== Provided passage ==
To me this is a painful failure on the part of the FDA as the warning language in the packaging is completely inadequate. Drops that promise relief of irritation and redness should not contain substances that are known to cause harm if you continue using them. Many of the people these drops are marketed to rarely visit an eye doctor because the level of eye irritation is not severe. There is no one to tell them they are in harm's way.
Anyway, circling back to glaucoma: If you are using glaucoma drops, and you do not know whether they are or aren't preserved, please find out, and talk to your doctor about whether there are preservative free alternatives that would be appropriate for you.
Ocul Surf. 2018 Mar 3. pii: S1542-0124(17)30311-7. doi: 10.1016/j.jtos.2018.03.002. [Epub ahead of print]
Exploring topical anti-glaucoma medication effects on the ocular surface in the context of the current understanding of dry eye.
Wong ABC1, Wang MTM1, Liu K1, Prime ZJ1, Danesh-Meyer HV1, Craig JP2
Abstract
PURPOSE:
To assess tear film parameters, ocular surface characteristics, and dry eye symptomology in patients receiving topical anti-glaucoma medications.
METHODS:
Thirty-three patients with a diagnosis of open angle glaucoma or ocular hypertension, receiving unilateral topical anti-glaucoma medication for at least 6 months, were recruited in a cross-sectional, investigator-masked, paired-eye comparison study. Tear film parameters, ocular surface characteristics, and dry eye symptomology of treated and fellow eyes were evaluated and compared.
RESULTS:
The mean ± SD age of the participants was 67 ± 12 years, and the mean ± SD treatment duration was 5.3 ± 4.4 years. Treated eyes had poorer non-invasive tear film break-up time (p = 0.03), tear film osmolarity (p = 0.04), bulbar conjunctival hyperaemia (p = 0.04), eyelid margin abnormality grade (p = 0.01), tear meniscus height (p = 0.03), and anaesthetised Schirmer value (p = 0.04) than fellow eyes. There were no significant differences in dry eye symptomology, meibomian gland assessments, and ocular surface staining between treated and fellow eyes (all p > 0.05)
CONCLUSIONS:
Adverse changes in tear film stability, tear osmolarity, conjunctival hyperaemia, and eyelid margins were observed in treated eyes. This suggests that inflammatory mechanisms may be implicated in the development of dry eye in patients receiving long term topical anti-glaucoma therapy.

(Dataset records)
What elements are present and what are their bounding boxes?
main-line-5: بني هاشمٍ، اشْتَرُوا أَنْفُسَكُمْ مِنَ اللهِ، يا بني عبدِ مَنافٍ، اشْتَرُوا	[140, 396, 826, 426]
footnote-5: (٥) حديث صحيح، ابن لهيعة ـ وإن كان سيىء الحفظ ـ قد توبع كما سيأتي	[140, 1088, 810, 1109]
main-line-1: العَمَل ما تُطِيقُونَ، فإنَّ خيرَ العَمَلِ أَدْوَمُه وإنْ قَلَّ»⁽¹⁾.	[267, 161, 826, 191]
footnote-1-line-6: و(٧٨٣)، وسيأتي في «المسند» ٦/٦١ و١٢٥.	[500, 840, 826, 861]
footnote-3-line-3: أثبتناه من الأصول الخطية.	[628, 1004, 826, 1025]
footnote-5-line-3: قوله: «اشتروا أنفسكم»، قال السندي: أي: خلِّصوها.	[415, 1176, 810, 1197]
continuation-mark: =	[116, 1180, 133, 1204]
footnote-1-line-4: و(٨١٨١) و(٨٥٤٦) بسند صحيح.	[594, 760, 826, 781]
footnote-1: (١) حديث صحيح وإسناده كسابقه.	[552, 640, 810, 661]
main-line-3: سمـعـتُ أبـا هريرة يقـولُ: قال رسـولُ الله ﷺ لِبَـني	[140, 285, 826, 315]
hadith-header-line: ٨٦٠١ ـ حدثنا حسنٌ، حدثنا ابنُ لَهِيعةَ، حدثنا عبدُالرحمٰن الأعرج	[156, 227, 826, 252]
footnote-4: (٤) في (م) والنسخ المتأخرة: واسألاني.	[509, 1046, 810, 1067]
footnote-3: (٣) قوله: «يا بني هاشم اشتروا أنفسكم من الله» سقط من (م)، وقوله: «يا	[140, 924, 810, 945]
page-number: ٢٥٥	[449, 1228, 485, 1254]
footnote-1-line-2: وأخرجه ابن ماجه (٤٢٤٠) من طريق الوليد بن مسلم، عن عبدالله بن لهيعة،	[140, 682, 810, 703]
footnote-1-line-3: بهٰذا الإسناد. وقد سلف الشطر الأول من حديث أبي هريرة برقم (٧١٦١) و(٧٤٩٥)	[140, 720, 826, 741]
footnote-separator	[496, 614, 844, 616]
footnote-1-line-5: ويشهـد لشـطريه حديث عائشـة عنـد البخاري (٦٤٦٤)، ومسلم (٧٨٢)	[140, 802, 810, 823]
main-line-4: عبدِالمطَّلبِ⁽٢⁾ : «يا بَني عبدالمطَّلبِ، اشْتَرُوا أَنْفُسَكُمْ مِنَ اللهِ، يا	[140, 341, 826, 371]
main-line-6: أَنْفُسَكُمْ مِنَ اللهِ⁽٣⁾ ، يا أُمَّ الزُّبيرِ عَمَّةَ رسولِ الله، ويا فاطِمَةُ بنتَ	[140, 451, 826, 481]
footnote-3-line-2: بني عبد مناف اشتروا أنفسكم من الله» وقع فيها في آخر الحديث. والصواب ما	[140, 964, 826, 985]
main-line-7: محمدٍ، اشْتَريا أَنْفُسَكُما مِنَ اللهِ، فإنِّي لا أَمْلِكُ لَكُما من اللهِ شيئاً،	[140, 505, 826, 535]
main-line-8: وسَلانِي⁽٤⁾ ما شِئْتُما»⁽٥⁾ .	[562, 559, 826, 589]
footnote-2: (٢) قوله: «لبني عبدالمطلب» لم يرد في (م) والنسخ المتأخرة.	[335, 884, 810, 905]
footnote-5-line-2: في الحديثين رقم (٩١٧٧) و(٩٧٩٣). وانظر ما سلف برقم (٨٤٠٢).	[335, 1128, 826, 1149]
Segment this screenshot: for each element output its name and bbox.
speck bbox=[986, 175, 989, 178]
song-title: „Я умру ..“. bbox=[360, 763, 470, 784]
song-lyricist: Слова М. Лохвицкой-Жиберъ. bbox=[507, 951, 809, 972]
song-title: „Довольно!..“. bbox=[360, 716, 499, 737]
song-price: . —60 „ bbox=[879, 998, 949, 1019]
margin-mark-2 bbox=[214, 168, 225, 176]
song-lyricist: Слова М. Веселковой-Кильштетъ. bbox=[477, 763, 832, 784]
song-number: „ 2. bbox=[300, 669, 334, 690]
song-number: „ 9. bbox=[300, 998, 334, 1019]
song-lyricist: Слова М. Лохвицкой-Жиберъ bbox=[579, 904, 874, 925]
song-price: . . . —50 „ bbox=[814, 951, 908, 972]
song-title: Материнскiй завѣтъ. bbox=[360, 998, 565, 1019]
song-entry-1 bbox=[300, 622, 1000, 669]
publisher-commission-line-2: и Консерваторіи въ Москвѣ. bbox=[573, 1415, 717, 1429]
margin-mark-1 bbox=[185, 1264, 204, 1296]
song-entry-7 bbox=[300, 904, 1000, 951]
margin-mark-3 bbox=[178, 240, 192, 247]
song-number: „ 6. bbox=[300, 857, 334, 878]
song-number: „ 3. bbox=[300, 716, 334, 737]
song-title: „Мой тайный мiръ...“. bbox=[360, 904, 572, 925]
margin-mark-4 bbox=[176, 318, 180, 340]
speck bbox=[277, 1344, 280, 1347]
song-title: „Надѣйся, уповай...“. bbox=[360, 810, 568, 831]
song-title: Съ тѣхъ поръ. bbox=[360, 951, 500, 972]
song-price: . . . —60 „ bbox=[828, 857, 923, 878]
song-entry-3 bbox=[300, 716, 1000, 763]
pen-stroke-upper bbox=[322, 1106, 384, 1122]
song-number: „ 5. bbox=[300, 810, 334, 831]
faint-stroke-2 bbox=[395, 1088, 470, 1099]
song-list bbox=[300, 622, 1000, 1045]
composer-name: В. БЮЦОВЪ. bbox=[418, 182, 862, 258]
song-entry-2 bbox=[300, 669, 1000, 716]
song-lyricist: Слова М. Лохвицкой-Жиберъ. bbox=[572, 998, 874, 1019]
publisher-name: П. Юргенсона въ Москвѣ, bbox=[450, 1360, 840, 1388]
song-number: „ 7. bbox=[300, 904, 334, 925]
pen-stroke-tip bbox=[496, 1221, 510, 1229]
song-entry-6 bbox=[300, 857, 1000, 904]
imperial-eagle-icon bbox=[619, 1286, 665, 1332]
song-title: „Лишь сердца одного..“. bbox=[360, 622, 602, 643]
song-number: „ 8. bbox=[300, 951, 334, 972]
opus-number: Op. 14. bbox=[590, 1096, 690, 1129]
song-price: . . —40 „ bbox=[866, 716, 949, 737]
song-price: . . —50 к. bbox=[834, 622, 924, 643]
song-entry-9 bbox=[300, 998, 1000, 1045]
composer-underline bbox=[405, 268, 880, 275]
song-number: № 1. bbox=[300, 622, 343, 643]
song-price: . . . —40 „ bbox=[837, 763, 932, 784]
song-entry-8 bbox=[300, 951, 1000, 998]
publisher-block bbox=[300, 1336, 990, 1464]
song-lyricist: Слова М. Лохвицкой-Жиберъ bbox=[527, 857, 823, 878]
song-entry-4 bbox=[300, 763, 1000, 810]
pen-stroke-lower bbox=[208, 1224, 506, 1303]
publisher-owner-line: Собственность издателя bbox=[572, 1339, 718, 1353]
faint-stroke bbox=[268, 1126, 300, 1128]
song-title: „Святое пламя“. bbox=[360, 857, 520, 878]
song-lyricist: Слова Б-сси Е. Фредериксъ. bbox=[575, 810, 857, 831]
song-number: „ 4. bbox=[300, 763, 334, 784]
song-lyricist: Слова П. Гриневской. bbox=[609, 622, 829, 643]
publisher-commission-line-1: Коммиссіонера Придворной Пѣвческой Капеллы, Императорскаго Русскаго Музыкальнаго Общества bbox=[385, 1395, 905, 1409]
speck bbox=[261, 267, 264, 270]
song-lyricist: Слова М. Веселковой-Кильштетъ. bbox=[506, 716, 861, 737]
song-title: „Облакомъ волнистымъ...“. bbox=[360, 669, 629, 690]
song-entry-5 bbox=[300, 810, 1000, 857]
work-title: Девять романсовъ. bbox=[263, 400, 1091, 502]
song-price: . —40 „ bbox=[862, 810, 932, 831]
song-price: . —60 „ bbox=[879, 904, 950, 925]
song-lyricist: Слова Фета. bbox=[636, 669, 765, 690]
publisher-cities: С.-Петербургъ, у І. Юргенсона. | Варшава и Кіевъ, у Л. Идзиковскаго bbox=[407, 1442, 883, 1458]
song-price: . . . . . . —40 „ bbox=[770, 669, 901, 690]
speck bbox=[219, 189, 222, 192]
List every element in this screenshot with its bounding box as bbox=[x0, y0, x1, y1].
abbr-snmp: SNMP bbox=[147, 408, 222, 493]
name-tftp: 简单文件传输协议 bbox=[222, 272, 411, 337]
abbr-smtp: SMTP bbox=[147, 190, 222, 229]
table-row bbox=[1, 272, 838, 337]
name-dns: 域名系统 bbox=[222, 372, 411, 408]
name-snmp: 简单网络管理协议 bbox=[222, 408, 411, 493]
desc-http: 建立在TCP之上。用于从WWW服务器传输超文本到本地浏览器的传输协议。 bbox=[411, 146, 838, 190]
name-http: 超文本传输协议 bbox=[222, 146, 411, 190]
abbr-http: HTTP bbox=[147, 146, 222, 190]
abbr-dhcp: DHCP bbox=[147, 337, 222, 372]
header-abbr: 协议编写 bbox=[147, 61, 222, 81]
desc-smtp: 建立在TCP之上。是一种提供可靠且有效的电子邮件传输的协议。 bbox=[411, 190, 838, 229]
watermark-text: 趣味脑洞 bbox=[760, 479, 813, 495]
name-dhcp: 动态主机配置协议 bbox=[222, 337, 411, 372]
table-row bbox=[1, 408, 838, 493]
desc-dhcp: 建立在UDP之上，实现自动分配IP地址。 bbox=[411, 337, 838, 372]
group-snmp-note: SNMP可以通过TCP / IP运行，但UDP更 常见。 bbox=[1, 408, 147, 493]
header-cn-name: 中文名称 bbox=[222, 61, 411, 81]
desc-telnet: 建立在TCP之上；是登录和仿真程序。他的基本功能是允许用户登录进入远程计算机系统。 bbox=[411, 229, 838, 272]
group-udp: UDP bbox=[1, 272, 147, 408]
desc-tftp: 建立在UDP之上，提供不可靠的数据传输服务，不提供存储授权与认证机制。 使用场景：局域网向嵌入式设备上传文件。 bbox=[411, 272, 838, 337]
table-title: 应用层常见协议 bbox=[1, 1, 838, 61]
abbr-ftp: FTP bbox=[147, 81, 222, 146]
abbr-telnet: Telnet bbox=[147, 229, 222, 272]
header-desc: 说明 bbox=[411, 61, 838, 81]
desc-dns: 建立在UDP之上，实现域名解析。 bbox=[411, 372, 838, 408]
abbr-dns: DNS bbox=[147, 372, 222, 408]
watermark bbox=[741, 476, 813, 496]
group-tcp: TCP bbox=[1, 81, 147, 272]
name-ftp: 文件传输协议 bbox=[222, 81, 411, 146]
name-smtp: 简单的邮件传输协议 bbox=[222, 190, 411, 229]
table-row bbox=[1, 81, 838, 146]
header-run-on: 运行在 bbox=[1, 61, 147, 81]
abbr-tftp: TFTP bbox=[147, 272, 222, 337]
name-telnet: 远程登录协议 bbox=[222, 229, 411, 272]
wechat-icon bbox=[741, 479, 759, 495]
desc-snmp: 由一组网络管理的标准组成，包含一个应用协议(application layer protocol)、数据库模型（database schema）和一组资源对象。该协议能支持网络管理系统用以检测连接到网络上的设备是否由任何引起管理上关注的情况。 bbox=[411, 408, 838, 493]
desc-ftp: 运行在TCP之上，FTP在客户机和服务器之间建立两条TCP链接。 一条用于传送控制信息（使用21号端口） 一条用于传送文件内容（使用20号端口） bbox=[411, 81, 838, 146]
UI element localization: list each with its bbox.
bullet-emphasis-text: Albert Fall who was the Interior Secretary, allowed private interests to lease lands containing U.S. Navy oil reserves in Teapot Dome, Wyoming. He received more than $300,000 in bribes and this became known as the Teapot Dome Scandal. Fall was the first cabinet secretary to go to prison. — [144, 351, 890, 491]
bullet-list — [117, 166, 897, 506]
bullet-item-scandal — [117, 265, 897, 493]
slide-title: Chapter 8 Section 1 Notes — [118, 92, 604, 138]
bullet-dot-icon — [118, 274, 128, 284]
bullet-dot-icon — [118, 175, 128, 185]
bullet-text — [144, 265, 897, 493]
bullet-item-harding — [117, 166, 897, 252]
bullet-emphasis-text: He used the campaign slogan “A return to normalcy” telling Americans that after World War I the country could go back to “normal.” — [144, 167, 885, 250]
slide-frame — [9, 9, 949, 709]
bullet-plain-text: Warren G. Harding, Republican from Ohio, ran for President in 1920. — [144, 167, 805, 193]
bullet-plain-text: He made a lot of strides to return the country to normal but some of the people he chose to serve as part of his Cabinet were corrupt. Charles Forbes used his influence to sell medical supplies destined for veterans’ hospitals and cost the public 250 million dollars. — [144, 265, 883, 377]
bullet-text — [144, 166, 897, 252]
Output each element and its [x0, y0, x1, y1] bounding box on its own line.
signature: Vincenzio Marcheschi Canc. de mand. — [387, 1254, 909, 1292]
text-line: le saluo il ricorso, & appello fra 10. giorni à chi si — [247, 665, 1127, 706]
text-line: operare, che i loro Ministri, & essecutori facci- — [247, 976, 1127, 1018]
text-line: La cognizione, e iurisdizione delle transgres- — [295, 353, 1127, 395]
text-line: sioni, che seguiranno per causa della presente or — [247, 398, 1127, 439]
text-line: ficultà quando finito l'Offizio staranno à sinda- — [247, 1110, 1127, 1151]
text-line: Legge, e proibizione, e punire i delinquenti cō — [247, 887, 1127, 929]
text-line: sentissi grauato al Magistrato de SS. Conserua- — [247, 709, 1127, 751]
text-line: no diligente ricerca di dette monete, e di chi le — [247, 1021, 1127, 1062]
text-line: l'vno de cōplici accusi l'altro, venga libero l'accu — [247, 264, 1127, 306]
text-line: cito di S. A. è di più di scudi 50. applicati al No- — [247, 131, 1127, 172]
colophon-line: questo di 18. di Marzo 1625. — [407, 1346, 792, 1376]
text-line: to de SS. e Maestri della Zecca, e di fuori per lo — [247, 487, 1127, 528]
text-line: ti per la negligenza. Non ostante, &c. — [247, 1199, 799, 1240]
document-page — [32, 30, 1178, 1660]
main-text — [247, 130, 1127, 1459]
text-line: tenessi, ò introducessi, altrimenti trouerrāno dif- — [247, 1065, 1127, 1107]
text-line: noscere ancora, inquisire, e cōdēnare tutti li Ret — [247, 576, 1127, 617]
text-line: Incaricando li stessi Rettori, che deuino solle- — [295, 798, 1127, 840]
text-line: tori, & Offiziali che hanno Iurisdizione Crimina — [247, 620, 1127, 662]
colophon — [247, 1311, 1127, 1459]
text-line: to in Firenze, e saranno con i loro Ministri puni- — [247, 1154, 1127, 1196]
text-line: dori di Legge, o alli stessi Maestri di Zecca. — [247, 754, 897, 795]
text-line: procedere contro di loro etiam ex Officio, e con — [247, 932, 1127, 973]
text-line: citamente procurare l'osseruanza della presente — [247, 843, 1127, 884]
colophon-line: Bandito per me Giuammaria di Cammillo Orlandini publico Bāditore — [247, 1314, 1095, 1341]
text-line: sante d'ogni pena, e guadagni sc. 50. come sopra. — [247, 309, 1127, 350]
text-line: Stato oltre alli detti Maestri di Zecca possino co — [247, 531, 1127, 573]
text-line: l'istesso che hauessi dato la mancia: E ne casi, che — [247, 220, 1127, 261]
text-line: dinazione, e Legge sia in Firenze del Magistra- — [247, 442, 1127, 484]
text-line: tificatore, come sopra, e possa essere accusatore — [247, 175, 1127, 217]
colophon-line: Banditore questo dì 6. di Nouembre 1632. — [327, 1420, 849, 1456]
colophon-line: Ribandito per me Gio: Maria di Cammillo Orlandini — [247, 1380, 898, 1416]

== Required work ==
Copy word for word the portion of the glaucoma drops text beginning with "Wong ABC1, Wang" and ending with "topical anti-glaucoma medications.".

== Reply to the exercise ==
Wong ABC1, Wang MTM1, Liu K1, Prime ZJ1, Danesh-Meyer HV1, Craig JP2
Abstract
PURPOSE:
To assess tear film parameters, ocular surface characteristics, and dry eye symptomology in patients receiving topical anti-glaucoma medications.